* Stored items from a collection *
═══
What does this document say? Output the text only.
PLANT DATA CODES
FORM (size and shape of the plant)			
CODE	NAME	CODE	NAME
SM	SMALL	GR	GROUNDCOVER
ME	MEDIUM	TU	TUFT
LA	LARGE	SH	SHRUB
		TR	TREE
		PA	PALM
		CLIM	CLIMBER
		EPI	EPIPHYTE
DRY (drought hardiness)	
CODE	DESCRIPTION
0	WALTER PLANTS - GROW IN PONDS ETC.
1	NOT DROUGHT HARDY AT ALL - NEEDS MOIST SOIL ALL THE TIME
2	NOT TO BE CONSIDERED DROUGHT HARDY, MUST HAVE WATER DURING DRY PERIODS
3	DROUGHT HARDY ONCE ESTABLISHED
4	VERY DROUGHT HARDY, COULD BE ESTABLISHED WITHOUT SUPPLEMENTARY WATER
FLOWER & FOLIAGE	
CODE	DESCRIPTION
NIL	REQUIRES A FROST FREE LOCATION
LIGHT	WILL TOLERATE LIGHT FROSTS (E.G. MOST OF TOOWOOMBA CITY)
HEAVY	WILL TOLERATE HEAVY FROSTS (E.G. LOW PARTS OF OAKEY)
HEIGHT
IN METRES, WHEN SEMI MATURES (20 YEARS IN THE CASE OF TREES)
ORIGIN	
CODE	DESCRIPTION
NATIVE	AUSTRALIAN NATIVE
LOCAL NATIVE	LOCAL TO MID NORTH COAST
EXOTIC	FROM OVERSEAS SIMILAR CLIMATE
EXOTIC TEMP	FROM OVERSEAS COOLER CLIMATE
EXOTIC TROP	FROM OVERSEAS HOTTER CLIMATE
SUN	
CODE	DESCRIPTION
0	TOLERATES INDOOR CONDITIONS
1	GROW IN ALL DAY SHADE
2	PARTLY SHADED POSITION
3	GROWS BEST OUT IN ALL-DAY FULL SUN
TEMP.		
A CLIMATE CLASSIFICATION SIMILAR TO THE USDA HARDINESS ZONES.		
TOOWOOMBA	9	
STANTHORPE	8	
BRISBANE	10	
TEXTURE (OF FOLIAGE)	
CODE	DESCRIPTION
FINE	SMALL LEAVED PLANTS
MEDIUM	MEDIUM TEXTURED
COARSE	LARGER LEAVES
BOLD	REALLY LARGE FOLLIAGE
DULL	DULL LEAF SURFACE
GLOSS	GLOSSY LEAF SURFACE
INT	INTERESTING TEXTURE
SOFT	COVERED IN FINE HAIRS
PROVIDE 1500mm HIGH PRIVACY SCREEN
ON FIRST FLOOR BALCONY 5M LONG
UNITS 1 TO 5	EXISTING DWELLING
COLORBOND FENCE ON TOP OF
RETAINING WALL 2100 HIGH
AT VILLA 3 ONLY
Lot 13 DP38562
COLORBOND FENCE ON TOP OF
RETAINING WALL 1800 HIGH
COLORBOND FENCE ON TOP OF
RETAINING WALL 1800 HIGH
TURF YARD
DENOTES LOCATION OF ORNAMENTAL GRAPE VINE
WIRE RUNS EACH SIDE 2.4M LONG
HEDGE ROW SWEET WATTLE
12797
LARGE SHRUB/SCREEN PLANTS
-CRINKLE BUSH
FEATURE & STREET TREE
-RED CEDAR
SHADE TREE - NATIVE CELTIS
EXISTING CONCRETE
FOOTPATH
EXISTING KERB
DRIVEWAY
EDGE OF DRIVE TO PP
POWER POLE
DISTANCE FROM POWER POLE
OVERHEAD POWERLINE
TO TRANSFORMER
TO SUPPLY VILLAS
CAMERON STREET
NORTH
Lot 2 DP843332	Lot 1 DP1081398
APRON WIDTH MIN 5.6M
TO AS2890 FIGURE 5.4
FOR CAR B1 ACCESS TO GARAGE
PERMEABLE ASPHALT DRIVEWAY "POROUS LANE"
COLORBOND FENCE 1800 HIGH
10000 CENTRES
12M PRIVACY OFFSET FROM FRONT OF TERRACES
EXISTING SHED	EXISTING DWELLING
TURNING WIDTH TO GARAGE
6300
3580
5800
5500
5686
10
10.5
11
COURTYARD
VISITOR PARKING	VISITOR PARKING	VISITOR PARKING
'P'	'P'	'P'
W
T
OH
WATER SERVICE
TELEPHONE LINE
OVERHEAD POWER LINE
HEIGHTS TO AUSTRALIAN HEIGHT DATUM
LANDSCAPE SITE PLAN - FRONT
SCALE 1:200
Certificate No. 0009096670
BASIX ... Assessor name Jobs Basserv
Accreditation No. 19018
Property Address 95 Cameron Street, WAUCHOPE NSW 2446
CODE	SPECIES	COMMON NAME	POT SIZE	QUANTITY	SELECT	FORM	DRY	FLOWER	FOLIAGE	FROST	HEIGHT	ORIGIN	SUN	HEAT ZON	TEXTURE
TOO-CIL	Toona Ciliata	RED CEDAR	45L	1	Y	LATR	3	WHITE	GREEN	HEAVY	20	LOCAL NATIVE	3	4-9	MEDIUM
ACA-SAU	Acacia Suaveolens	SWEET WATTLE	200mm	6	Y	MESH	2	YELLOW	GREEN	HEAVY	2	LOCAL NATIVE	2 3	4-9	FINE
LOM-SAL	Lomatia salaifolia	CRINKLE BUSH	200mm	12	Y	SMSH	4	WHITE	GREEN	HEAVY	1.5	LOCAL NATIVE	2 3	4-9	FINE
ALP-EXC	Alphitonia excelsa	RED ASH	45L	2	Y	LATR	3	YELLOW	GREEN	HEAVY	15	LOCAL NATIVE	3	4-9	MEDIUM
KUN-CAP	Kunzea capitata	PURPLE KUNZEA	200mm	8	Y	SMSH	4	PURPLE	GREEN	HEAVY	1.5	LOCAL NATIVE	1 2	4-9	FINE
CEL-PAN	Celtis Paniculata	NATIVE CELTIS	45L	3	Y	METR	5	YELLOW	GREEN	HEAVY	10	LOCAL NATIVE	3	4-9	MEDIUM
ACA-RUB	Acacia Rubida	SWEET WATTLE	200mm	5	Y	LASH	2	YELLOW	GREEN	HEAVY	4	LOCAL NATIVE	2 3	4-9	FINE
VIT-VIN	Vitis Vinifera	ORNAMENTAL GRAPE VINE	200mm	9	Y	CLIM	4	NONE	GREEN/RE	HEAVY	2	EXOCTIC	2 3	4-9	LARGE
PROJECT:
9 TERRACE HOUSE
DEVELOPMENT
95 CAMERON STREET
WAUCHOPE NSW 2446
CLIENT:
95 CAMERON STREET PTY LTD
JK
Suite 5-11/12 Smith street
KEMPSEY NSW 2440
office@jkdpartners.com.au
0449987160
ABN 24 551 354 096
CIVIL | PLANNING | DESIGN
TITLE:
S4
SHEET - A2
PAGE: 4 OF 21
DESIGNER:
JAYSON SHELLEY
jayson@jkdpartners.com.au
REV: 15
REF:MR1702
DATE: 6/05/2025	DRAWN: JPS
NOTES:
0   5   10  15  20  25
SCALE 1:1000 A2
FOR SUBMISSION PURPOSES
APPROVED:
═══
* Set exercise *
All of the entries need to be reproduced exactly; please write them out.

* Response *
What does this document say? Output the text only.
PLANT DATA CODES
FORM (size and shape of the plant)			
CODE	NAME	CODE	NAME
SM	SMALL	GR	GROUNDCOVER
ME	MEDIUM	TU	TUFT
LA	LARGE	SH	SHRUB
		TR	TREE
		PA	PALM
		CLIM	CLIMBER
		EPI	EPIPHYTE
DRY (drought hardiness)	
CODE	DESCRIPTION
0	WALTER PLANTS - GROW IN PONDS ETC.
1	NOT DROUGHT HARDY AT ALL - NEEDS MOIST SOIL ALL THE TIME
2	NOT TO BE CONSIDERED DROUGHT HARDY, MUST HAVE WATER DURING DRY PERIODS
3	DROUGHT HARDY ONCE ESTABLISHED
4	VERY DROUGHT HARDY, COULD BE ESTABLISHED WITHOUT SUPPLEMENTARY WATER
FLOWER & FOLIAGE	
CODE	DESCRIPTION
NIL	REQUIRES A FROST FREE LOCATION
LIGHT	WILL TOLERATE LIGHT FROSTS (E.G. MOST OF TOOWOOMBA CITY)
HEAVY	WILL TOLERATE HEAVY FROSTS (E.G. LOW PARTS OF OAKEY)
HEIGHT
IN METRES, WHEN SEMI MATURES (20 YEARS IN THE CASE OF TREES)
ORIGIN	
CODE	DESCRIPTION
NATIVE	AUSTRALIAN NATIVE
LOCAL NATIVE	LOCAL TO MID NORTH COAST
EXOTIC	FROM OVERSEAS SIMILAR CLIMATE
EXOTIC TEMP	FROM OVERSEAS COOLER CLIMATE
EXOTIC TROP	FROM OVERSEAS HOTTER CLIMATE
SUN	
CODE	DESCRIPTION
0	TOLERATES INDOOR CONDITIONS
1	GROW IN ALL DAY SHADE
2	PARTLY SHADED POSITION
3	GROWS BEST OUT IN ALL-DAY FULL SUN
TEMP.		
A CLIMATE CLASSIFICATION SIMILAR TO THE USDA HARDINESS ZONES.		
TOOWOOMBA	9	
STANTHORPE	8	
BRISBANE	10	
TEXTURE (OF FOLIAGE)	
CODE	DESCRIPTION
FINE	SMALL LEAVED PLANTS
MEDIUM	MEDIUM TEXTURED
COARSE	LARGER LEAVES
BOLD	REALLY LARGE FOLLIAGE
DULL	DULL LEAF SURFACE
GLOSS	GLOSSY LEAF SURFACE
INT	INTERESTING TEXTURE
SOFT	COVERED IN FINE HAIRS
PROVIDE 1500mm HIGH PRIVACY SCREEN
ON FIRST FLOOR BALCONY 5M LONG
UNITS 1 TO 5	EXISTING DWELLING
COLORBOND FENCE ON TOP OF
RETAINING WALL 2100 HIGH
AT VILLA 3 ONLY
Lot 13 DP38562
COLORBOND FENCE ON TOP OF
RETAINING WALL 1800 HIGH
COLORBOND FENCE ON TOP OF
RETAINING WALL 1800 HIGH
TURF YARD
DENOTES LOCATION OF ORNAMENTAL GRAPE VINE
WIRE RUNS EACH SIDE 2.4M LONG
HEDGE ROW SWEET WATTLE
12797
LARGE SHRUB/SCREEN PLANTS
-CRINKLE BUSH
FEATURE & STREET TREE
-RED CEDAR
SHADE TREE - NATIVE CELTIS
EXISTING CONCRETE
FOOTPATH
EXISTING KERB
DRIVEWAY
EDGE OF DRIVE TO PP
POWER POLE
DISTANCE FROM POWER POLE
OVERHEAD POWERLINE
TO TRANSFORMER
TO SUPPLY VILLAS
CAMERON STREET
NORTH
Lot 2 DP843332	Lot 1 DP1081398
APRON WIDTH MIN 5.6M
TO AS2890 FIGURE 5.4
FOR CAR B1 ACCESS TO GARAGE
PERMEABLE ASPHALT DRIVEWAY "POROUS LANE"
COLORBOND FENCE 1800 HIGH
10000 CENTRES
12M PRIVACY OFFSET FROM FRONT OF TERRACES
EXISTING SHED	EXISTING DWELLING
TURNING WIDTH TO GARAGE
6300
3580
5800
5500
5686
10
10.5
11
COURTYARD
VISITOR PARKING	VISITOR PARKING	VISITOR PARKING
'P'	'P'	'P'
W
T
OH
WATER SERVICE
TELEPHONE LINE
OVERHEAD POWER LINE
HEIGHTS TO AUSTRALIAN HEIGHT DATUM
LANDSCAPE SITE PLAN - FRONT
SCALE 1:200
Certificate No. 0009096670
BASIX ... Assessor name Jobs Basserv
Accreditation No. 19018
Property Address 95 Cameron Street, WAUCHOPE NSW 2446
CODE	SPECIES	COMMON NAME	POT SIZE	QUANTITY	SELECT	FORM	DRY	FLOWER	FOLIAGE	FROST	HEIGHT	ORIGIN	SUN	HEAT ZON	TEXTURE
TOO-CIL	Toona Ciliata	RED CEDAR	45L	1	Y	LATR	3	WHITE	GREEN	HEAVY	20	LOCAL NATIVE	3	4-9	MEDIUM
ACA-SAU	Acacia Suaveolens	SWEET WATTLE	200mm	6	Y	MESH	2	YELLOW	GREEN	HEAVY	2	LOCAL NATIVE	2 3	4-9	FINE
LOM-SAL	Lomatia salaifolia	CRINKLE BUSH	200mm	12	Y	SMSH	4	WHITE	GREEN	HEAVY	1.5	LOCAL NATIVE	2 3	4-9	FINE
ALP-EXC	Alphitonia excelsa	RED ASH	45L	2	Y	LATR	3	YELLOW	GREEN	HEAVY	15	LOCAL NATIVE	3	4-9	MEDIUM
KUN-CAP	Kunzea capitata	PURPLE KUNZEA	200mm	8	Y	SMSH	4	PURPLE	GREEN	HEAVY	1.5	LOCAL NATIVE	1 2	4-9	FINE
CEL-PAN	Celtis Paniculata	NATIVE CELTIS	45L	3	Y	METR	5	YELLOW	GREEN	HEAVY	10	LOCAL NATIVE	3	4-9	MEDIUM
ACA-RUB	Acacia Rubida	SWEET WATTLE	200mm	5	Y	LASH	2	YELLOW	GREEN	HEAVY	4	LOCAL NATIVE	2 3	4-9	FINE
VIT-VIN	Vitis Vinifera	ORNAMENTAL GRAPE VINE	200mm	9	Y	CLIM	4	NONE	GREEN/RE	HEAVY	2	EXOCTIC	2 3	4-9	LARGE
PROJECT:
9 TERRACE HOUSE
DEVELOPMENT
95 CAMERON STREET
WAUCHOPE NSW 2446
CLIENT:
95 CAMERON STREET PTY LTD
JK
Suite 5-11/12 Smith street
KEMPSEY NSW 2440
office@jkdpartners.com.au
0449987160
ABN 24 551 354 096
CIVIL | PLANNING | DESIGN
TITLE:
S4
SHEET - A2
PAGE: 4 OF 21
DESIGNER:
JAYSON SHELLEY
jayson@jkdpartners.com.au
REV: 15
REF:MR1702
DATE: 6/05/2025	DRAWN: JPS
NOTES:
0   5   10  15  20  25
SCALE 1:1000 A2
FOR SUBMISSION PURPOSES
APPROVED:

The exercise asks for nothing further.